▸ **Source records**:
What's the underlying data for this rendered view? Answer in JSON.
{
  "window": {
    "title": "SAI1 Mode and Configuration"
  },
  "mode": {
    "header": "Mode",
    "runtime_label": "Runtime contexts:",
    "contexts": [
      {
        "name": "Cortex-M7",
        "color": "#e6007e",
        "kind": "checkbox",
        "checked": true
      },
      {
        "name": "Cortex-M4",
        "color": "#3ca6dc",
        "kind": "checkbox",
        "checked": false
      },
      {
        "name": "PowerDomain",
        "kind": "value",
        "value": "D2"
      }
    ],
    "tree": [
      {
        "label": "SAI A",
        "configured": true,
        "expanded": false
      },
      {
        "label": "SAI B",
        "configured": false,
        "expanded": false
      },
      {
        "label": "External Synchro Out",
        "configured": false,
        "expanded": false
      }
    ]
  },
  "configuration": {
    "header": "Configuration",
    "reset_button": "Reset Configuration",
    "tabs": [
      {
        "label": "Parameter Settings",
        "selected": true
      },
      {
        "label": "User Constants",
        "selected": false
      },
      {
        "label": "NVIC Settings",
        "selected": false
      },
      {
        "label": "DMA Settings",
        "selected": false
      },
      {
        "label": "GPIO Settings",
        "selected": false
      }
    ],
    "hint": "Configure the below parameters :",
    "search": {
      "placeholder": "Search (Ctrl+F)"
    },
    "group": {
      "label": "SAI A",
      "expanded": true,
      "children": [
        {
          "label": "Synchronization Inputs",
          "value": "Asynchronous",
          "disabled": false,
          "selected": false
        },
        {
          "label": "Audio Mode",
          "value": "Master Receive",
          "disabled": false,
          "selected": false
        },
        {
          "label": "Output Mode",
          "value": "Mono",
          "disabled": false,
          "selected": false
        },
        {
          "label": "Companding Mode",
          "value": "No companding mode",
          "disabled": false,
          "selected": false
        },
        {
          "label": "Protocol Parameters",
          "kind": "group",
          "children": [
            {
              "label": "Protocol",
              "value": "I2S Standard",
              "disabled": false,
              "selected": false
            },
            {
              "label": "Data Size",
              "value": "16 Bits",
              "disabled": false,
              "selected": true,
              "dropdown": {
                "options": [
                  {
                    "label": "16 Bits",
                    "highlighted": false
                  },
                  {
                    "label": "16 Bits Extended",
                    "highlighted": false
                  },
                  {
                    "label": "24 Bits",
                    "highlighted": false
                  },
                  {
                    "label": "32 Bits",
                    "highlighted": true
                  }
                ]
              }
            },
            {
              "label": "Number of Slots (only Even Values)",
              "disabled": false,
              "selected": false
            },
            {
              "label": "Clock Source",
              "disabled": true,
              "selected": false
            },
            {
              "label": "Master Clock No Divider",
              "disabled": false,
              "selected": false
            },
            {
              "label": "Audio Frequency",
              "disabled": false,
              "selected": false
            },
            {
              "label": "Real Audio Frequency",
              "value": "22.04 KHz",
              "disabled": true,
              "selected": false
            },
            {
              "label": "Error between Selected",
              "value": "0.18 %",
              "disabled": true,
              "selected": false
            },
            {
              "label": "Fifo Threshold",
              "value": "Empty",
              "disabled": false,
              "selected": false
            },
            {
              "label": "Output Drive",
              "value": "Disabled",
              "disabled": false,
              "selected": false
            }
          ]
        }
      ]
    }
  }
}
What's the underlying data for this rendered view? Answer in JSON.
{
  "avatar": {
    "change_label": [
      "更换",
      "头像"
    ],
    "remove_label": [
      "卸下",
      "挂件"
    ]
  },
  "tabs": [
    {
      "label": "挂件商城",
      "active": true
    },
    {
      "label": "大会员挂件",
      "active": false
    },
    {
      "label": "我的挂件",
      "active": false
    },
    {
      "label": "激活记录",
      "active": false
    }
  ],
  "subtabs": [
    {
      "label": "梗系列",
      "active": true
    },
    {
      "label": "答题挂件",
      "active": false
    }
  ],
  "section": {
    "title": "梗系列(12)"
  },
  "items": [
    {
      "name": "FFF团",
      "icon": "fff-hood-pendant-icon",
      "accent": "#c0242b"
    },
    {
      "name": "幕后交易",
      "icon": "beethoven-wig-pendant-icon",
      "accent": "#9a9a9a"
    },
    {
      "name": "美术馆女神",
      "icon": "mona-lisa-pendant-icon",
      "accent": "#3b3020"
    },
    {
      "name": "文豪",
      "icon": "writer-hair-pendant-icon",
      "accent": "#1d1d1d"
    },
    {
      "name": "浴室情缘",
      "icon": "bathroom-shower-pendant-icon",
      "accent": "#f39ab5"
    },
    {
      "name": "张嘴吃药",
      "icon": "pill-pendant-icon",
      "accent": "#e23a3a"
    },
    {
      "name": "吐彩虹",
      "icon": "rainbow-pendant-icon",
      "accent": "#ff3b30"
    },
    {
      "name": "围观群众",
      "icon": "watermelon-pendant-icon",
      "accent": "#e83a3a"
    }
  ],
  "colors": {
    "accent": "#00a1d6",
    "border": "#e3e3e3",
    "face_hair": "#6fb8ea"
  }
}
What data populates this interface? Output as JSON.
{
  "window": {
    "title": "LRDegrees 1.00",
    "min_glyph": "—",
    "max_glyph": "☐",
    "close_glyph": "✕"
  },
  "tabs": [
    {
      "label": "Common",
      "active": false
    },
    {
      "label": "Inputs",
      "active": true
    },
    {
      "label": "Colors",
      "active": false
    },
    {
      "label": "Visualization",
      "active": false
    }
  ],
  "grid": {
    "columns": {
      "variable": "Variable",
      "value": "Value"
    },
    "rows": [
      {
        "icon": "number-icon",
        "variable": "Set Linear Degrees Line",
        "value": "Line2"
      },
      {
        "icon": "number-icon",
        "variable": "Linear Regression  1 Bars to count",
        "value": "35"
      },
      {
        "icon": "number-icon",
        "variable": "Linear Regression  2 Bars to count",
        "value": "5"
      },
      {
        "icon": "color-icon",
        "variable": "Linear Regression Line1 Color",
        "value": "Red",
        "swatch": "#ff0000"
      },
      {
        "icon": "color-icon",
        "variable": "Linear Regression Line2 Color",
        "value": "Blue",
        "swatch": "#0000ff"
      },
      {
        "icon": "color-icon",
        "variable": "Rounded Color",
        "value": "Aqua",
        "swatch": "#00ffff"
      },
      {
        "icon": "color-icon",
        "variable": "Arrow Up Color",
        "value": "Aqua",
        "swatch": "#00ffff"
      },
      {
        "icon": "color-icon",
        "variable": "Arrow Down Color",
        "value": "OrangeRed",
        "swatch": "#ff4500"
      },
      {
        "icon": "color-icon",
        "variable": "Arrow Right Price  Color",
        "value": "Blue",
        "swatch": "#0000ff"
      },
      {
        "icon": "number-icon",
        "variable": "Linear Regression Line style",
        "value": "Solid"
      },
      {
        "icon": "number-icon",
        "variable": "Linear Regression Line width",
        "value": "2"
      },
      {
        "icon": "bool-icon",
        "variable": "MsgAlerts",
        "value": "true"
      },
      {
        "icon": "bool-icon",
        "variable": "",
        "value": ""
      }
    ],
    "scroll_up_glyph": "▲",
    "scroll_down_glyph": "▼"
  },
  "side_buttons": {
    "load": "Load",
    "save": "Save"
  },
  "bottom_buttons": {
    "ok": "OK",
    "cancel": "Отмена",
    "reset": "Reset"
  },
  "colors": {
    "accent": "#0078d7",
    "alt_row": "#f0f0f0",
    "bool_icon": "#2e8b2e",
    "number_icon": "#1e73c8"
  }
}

▸ **Task objective**:
Copy out every line with the word "Bits".

▸ **Solution to this exercise**:
              "value": "16 Bits",
                    "label": "16 Bits",
                    "label": "16 Bits Extended",
                    "label": "24 Bits",
                    "label": "32 Bits",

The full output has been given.